Documento di origine:
◆ ◆ ◆

Ordinanza di Cassazione Civile Sez. 2 Num. 2592 Anno 2025
Civile Ord. Sez. 2 Num. 2592 Anno 2025
Presidente: COGNOME
Relatore: COGNOME NOME
Data pubblicazione: 03/02/2025
ORDINANZA
sul ricorso 8192-2021 proposto da:
COGNOME NOMECOGNOME NOME e COGNOME NOME, elettivamente domiciliati in ROMA, INDIRIZZO nello studio dell’avv. NOME COGNOME che li rappresenta e difende;
– ricorrenti –
contro
NOME e NOME COGNOME rappresentati e difesi da ll’ avv. NOME COGNOME ed elettivamente domiciliati a ll’ indirizzo PEC del difensore iscritto nel REGINDE;
– controricorrenti –
nonchè contro
COGNOME NOMECOGNOME NOMECOGNOME DI NOME COGNOME
– intimati – avverso la sentenza n. 631/2021 della CORTE DI APPELLO di ROMA, depositata il 27/01/2021;
udita la relazione della causa svolta dal Consigliere NOME COGNOME nella camera di consiglio del 29 ottobre 2024.
FATTI DI CAUSA
Con distinti ricorsi per denuncia di nuova opera e danno temuto proposti, rispettivamente, il primo, da COGNOME NOME, COGNOME NOME COGNOME NOME, COGNOME NOME e COGNOME NOME, proprietari degli appartamenti posti al piano terra, con l’intervento di COGNOME NOME, ed il secondo, da COGNOME NOME e COGNOME Maurizio, proprietari degli appartamenti posti al piano secondo di un unico stabile sito in Velletri, veniva chiesta la sospensione dei lavori con i quali COGNOME Giuseppe, COGNOME NOME e COGNOME NOME, proprietari del primo piano dello stabile, avevano intrapreso la realizzazione di un balcone.

◆ ◆ ◆

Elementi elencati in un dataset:
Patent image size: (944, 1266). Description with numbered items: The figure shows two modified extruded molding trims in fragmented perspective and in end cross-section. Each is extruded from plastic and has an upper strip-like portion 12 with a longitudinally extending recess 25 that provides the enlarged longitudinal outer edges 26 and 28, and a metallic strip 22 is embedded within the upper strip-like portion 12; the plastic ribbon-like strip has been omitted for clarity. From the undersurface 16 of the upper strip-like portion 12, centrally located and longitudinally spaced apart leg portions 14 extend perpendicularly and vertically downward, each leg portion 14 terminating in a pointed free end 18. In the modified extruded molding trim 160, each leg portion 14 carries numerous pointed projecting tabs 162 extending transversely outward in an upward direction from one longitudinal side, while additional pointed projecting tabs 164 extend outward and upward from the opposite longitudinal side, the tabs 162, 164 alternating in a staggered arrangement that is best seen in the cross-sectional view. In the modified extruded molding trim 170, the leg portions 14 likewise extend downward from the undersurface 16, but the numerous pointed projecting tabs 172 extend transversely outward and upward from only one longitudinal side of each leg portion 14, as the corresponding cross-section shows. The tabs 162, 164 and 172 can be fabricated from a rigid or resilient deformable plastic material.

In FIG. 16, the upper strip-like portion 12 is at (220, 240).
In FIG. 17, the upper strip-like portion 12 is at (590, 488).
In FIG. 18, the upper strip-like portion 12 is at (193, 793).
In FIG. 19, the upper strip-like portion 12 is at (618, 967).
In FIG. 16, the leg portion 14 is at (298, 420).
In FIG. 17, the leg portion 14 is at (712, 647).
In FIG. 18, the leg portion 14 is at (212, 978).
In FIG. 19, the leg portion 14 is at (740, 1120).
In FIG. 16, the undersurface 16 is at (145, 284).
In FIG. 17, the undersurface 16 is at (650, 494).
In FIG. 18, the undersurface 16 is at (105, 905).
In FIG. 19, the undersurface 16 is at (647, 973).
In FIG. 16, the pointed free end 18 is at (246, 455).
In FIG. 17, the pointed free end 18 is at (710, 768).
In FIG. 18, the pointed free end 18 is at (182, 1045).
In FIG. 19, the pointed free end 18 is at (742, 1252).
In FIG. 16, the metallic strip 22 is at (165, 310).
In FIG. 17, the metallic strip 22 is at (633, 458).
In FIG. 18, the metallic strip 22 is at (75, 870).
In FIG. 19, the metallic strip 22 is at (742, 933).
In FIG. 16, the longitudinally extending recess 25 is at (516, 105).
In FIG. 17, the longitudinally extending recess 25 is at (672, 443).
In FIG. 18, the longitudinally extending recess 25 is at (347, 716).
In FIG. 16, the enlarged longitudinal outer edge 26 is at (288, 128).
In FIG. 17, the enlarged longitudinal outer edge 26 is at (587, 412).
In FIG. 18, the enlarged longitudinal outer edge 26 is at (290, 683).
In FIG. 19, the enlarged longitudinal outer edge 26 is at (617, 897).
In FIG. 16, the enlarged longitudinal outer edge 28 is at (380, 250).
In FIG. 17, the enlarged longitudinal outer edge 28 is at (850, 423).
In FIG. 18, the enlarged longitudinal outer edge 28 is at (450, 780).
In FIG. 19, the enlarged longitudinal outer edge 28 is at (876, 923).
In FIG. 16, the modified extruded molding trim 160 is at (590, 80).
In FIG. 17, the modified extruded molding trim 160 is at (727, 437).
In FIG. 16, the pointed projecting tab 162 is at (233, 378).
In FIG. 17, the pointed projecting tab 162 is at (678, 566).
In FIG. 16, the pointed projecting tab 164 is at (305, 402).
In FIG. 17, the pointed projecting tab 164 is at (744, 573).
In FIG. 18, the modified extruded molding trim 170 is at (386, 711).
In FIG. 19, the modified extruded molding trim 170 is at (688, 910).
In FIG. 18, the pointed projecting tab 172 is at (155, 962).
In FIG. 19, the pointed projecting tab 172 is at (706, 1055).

◆ ◆ ◆

Compiti da svolgere:
• 1. Per ciascuna delle affermazioni seguenti, indica se concorda con l'ordinanza, rispondendo sì o no e citando alla lettera le parole decisive: (a) lo stabile oggetto dei lavori si trova a Velletri; (b) la sentenza impugnata è stata emessa dalla Corte di appello di Napoli; (c) i lavori contestati riguardavano la realizzazione di un balcone.
• 2. Estrai dall'ordinanza il passo esatto che inizia con "FATTI DI CAUSA" e termina con "di un balcone.".

Risposte per compito:
• 1.
(a) Sì: "un unico stabile sito in Velletri".
(b) No: "avverso la sentenza n. 631/2021 della CORTE DI APPELLO di ROMA".
(c) Sì: "avevano intrapreso la realizzazione di un balcone".

• 2.
FATTI DI CAUSA
Con distinti ricorsi per denuncia di nuova opera e danno temuto proposti, rispettivamente, il primo, da COGNOME NOME, COGNOME NOME COGNOME NOME, COGNOME NOME e COGNOME NOME, proprietari degli appartamenti posti al piano terra, con l’intervento di COGNOME NOME, ed il secondo, da COGNOME NOME e COGNOME Maurizio, proprietari degli appartamenti posti al piano secondo di un unico stabile sito in Velletri, veniva chiesta la sospensione dei lavori con i quali COGNOME Giuseppe, COGNOME NOME e COGNOME NOME, proprietari del primo piano dello stabile, avevano intrapreso la realizzazione di un balcone.